* WHAT YOU HAVE TO DO: Skip the images and copy each record exactly as written.

───── MATERIAL SHOWN ─────

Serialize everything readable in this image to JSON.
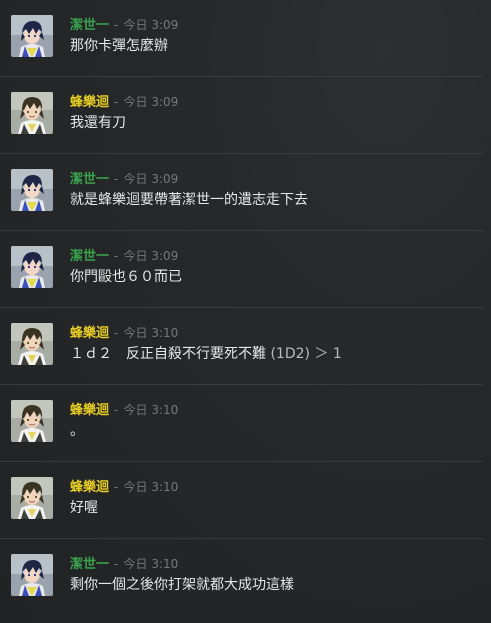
{
  "users": {
    "a": {
      "name": "潔世一",
      "color": "#3aa24c",
      "avatar": "blue-hair-boy-avatar"
    },
    "b": {
      "name": "蜂樂迴",
      "color": "#e9cf22",
      "avatar": "dark-hair-boy-avatar"
    }
  },
  "separator": "-",
  "messages": [
    {
      "user": "a",
      "name": "潔世一",
      "time": "今日 3:09",
      "text": "那你卡彈怎麼辦"
    },
    {
      "user": "b",
      "name": "蜂樂迴",
      "time": "今日 3:09",
      "text": "我還有刀"
    },
    {
      "user": "a",
      "name": "潔世一",
      "time": "今日 3:09",
      "text": "就是蜂樂迴要帶著潔世一的遺志走下去"
    },
    {
      "user": "a",
      "name": "潔世一",
      "time": "今日 3:09",
      "text": "你門毆也６０而已"
    },
    {
      "user": "b",
      "name": "蜂樂迴",
      "time": "今日 3:10",
      "text": "１ｄ２　反正自殺不行要死不難",
      "roll": " (1D2) ＞ 1"
    },
    {
      "user": "b",
      "name": "蜂樂迴",
      "time": "今日 3:10",
      "text": "。"
    },
    {
      "user": "b",
      "name": "蜂樂迴",
      "time": "今日 3:10",
      "text": "好喔"
    },
    {
      "user": "a",
      "name": "潔世一",
      "time": "今日 3:10",
      "text": "剩你一個之後你打架就都大成功這樣"
    }
  ]
}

─────

* OUTPUT OF THE EXERCISE:
Serialize everything readable in this image to JSON.
{
  "users": {
    "a": {
      "name": "潔世一",
      "color": "#3aa24c",
      "avatar": "blue-hair-boy-avatar"
    },
    "b": {
      "name": "蜂樂迴",
      "color": "#e9cf22",
      "avatar": "dark-hair-boy-avatar"
    }
  },
  "separator": "-",
  "messages": [
    {
      "user": "a",
      "name": "潔世一",
      "time": "今日 3:09",
      "text": "那你卡彈怎麼辦"
    },
    {
      "user": "b",
      "name": "蜂樂迴",
      "time": "今日 3:09",
      "text": "我還有刀"
    },
    {
      "user": "a",
      "name": "潔世一",
      "time": "今日 3:09",
      "text": "就是蜂樂迴要帶著潔世一的遺志走下去"
    },
    {
      "user": "a",
      "name": "潔世一",
      "time": "今日 3:09",
      "text": "你門毆也６０而已"
    },
    {
      "user": "b",
      "name": "蜂樂迴",
      "time": "今日 3:10",
      "text": "１ｄ２　反正自殺不行要死不難",
      "roll": " (1D2) ＞ 1"
    },
    {
      "user": "b",
      "name": "蜂樂迴",
      "time": "今日 3:10",
      "text": "。"
    },
    {
      "user": "b",
      "name": "蜂樂迴",
      "time": "今日 3:10",
      "text": "好喔"
    },
    {
      "user": "a",
      "name": "潔世一",
      "time": "今日 3:10",
      "text": "剩你一個之後你打架就都大成功這樣"
    }
  ]
}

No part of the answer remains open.